- **GOAL**: Your task is to transcribe, word for word, the line containing "Transcribe the text in this document." and all lines that follow it to the end of the entries. Leave out the pictures.

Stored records
»»
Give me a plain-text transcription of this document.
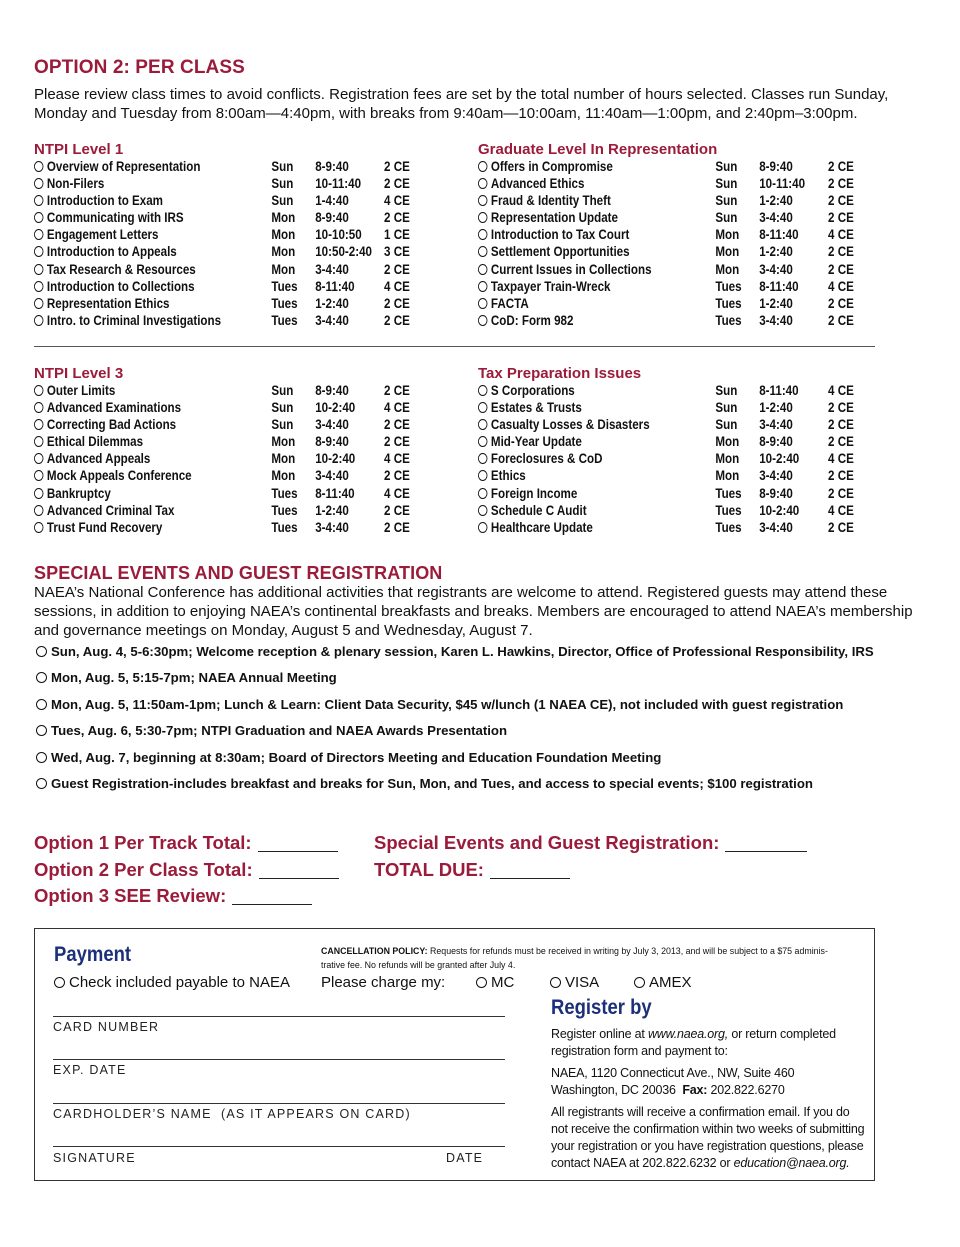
OPTION 2: PER CLASS
Please review class times to avoid conflicts. Registration fees are set by the total number of hours selected. Classes run Sunday,
Monday and Tuesday from 8:00am—4:40pm, with breaks from 9:40am—10:00am, 11:40am—1:00pm, and 2:40pm–3:00pm.
NTPI Level 1
Overview of Representation	Sun 8-9:40	2 CE
Non-Filers	Sun 10-11:40 2 CE
Introduction to Exam	Sun 1-4:40	4 CE
Communicating with IRS	Mon 8-9:40	2 CE
Engagement Letters	Mon 10-10:50 1 CE
Introduction to Appeals	Mon 10:50-2:40 3 CE
Tax Research & Resources	Mon 3-4:40	2 CE
Introduction to Collections	Tues 8-11:40 4 CE
Representation Ethics	Tues 1-2:40	2 CE
Intro. to Criminal Investigations	Tues 3-4:40	2 CE
Graduate Level In Representation
Offers in Compromise	Sun 8-9:40	2 CE
Advanced Ethics	Sun 10-11:40 2 CE
Fraud & Identity Theft	Sun 1-2:40	2 CE
Representation Update	Sun 3-4:40	2 CE
Introduction to Tax Court	Mon 8-11:40 4 CE
Settlement Opportunities	Mon 1-2:40	2 CE
Current Issues in Collections	Mon 3-4:40	2 CE
Taxpayer Train-Wreck	Tues 8-11:40 4 CE
FACTA	Tues 1-2:40	2 CE
CoD: Form 982	Tues 3-4:40	2 CE
NTPI Level 3
Outer Limits	Sun 8-9:40	2 CE
Advanced Examinations	Sun 10-2:40 4 CE
Correcting Bad Actions	Sun 3-4:40	2 CE
Ethical Dilemmas	Mon 8-9:40	2 CE
Advanced Appeals	Mon 10-2:40 4 CE
Mock Appeals Conference	Mon 3-4:40	2 CE
Bankruptcy	Tues 8-11:40 4 CE
Advanced Criminal Tax	Tues 1-2:40	2 CE
Trust Fund Recovery	Tues 3-4:40	2 CE
Tax Preparation Issues
S Corporations	Sun 8-11:40 4 CE
Estates & Trusts	Sun 1-2:40	2 CE
Casualty Losses & Disasters	Sun 3-4:40	2 CE
Mid-Year Update	Mon 8-9:40	2 CE
Foreclosures & CoD	Mon 10-2:40 4 CE
Ethics	Mon 3-4:40	2 CE
Foreign Income	Tues 8-9:40	2 CE
Schedule C Audit	Tues 10-2:40 4 CE
Healthcare Update	Tues 3-4:40	2 CE
SPECIAL EVENTS AND GUEST REGISTRATION
NAEA’s National Conference has additional activities that registrants are welcome to attend. Registered guests may attend these
sessions, in addition to enjoying NAEA’s continental breakfasts and breaks. Members are encouraged to attend NAEA’s membership
and governance meetings on Monday, August 5 and Wednesday, August 7.
Sun, Aug. 4, 5-6:30pm; Welcome reception & plenary session, Karen L. Hawkins, Director, Office of Professional Responsibility, IRS
Mon, Aug. 5, 5:15-7pm; NAEA Annual Meeting
Mon, Aug. 5, 11:50am-1pm; Lunch & Learn: Client Data Security, $45 w/lunch (1 NAEA CE), not included with guest registration
Tues, Aug. 6, 5:30-7pm; NTPI Graduation and NAEA Awards Presentation
Wed, Aug. 7, beginning at 8:30am; Board of Directors Meeting and Education Foundation Meeting
Guest Registration-includes breakfast and breaks for Sun, Mon, and Tues, and access to special events; $100 registration
Option 1 Per Track Total:
Option 2 Per Class Total:
Option 3 SEE Review:
Special Events and Guest Registration:
TOTAL DUE:
Payment
Check included payable to NAEA
CANCELLATION POLICY: Requests for refunds must be received in writing by July 3, 2013, and will be subject to a $75 adminis-
trative fee. No refunds will be granted after July 4.
Please charge my:	MC	VISA	AMEX
CARD NUMBER
EXP. DATE
CARDHOLDER’S NAME  (AS IT APPEARS ON CARD)
SIGNATURE	DATE
Register by
Register online at www.naea.org, or return completed
registration form and payment to:
NAEA, 1120 Connecticut Ave., NW, Suite 460
Washington, DC 20036  Fax: 202.822.6270
All registrants will receive a confirmation email. If you do
not receive the confirmation within two weeks of submitting
your registration or you have registration questions, please
contact NAEA at 202.822.6232 or education@naea.org.
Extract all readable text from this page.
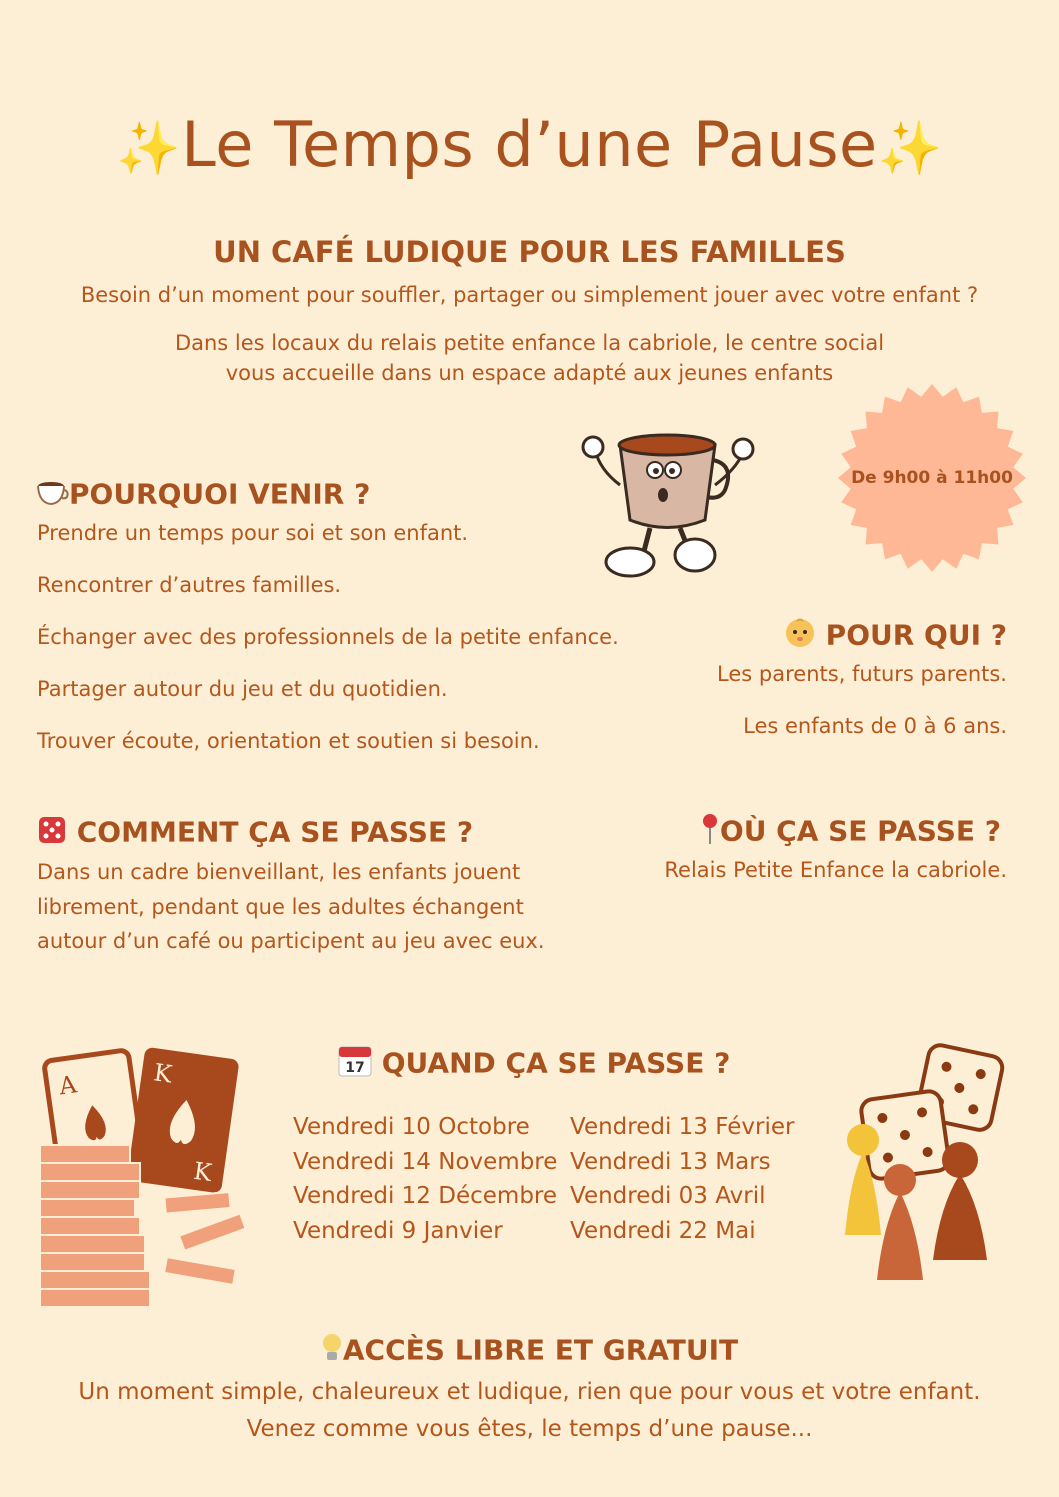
✨Le Temps d’une Pause✨
UN CAFÉ LUDIQUE POUR LES FAMILLES
Besoin d’un moment pour souffler, partager ou simplement jouer avec votre enfant ?
Dans les locaux du relais petite enfance la cabriole, le centre social
vous accueille dans un espace adapté aux jeunes enfants
De 9h00 à 11h00
POURQUOI VENIR ?
Prendre un temps pour soi et son enfant.
Rencontrer d’autres familles.
Échanger avec des professionnels de la petite enfance.
Partager autour du jeu et du quotidien.
Trouver écoute, orientation et soutien si besoin.
POUR QUI ?
Les parents, futurs parents.
Les enfants de 0 à 6 ans.
COMMENT ÇA SE PASSE ?
Dans un cadre bienveillant, les enfants jouent
librement, pendant que les adultes échangent
autour d’un café ou participent au jeu avec eux.
OÙ ÇA SE PASSE ?
Relais Petite Enfance la cabriole.
A	K
K
17 QUAND ÇA SE PASSE ?
Vendredi 10 Octobre
Vendredi 14 Novembre
Vendredi 12 Décembre
Vendredi 9 Janvier
Vendredi 13 Février
Vendredi 13 Mars
Vendredi 03 Avril
Vendredi 22 Mai
ACCÈS LIBRE ET GRATUIT
Un moment simple, chaleureux et ludique, rien que pour vous et votre enfant.
Venez comme vous êtes, le temps d’une pause...
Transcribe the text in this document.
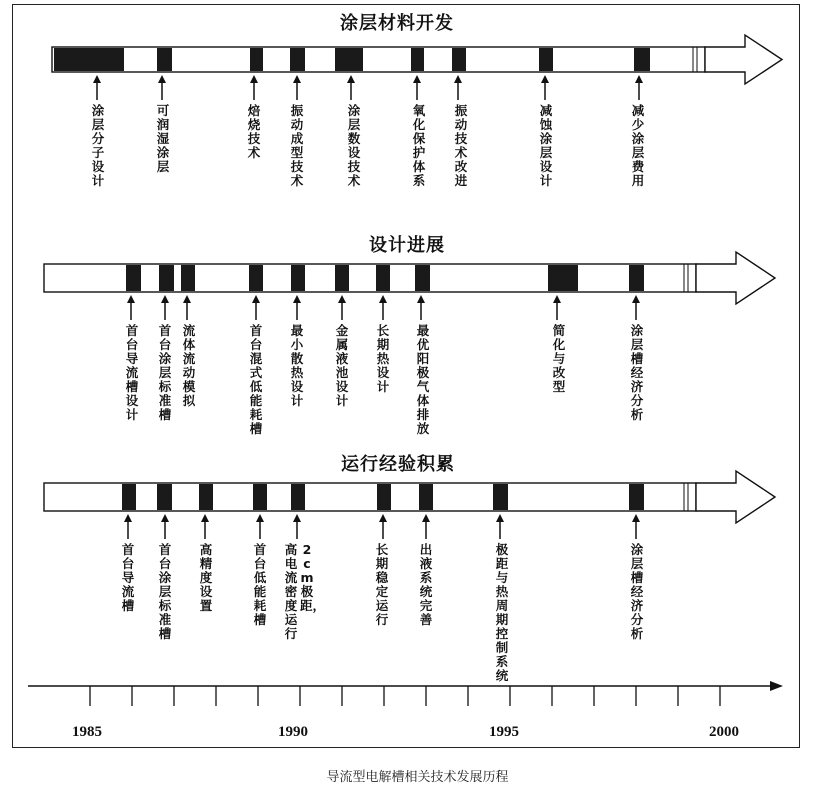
涂层材料开发
设计进展
运行经验积累
涂层分子设计
可润湿涂层
焙烧技术
振动成型技术
涂层数设技术
氧化保护体系
振动技术改进
减蚀涂层设计
减少涂层费用
首台导流槽设计
首台涂层标准槽
流体流动模拟
首台混式低能耗槽
最小散热设计
金属液池设计
长期热设计
最优阳极气体排放
简化与改型
涂层槽经济分析
首台导流槽
首台涂层标准槽
高精度设置
首台低能耗槽
2cm 极距，
高电流密度运行
长期稳定运行
出液系统完善
极距与热周期控制系统
涂层槽经济分析
1985	1990	1995	2000
导流型电解槽相关技术发展历程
««
- **SOLVED PROBLEM**:
Transcribe the text in this document.
涂层材料开发
设计进展
运行经验积累
涂层分子设计
可润湿涂层
焙烧技术
振动成型技术
涂层数设技术
氧化保护体系
振动技术改进
减蚀涂层设计
减少涂层费用
首台导流槽设计
首台涂层标准槽
流体流动模拟
首台混式低能耗槽
最小散热设计
金属液池设计
长期热设计
最优阳极气体排放
简化与改型
涂层槽经济分析
首台导流槽
首台涂层标准槽
高精度设置
首台低能耗槽
2cm 极距，
高电流密度运行
长期稳定运行
出液系统完善
极距与热周期控制系统
涂层槽经济分析
1985	1990	1995	2000
导流型电解槽相关技术发展历程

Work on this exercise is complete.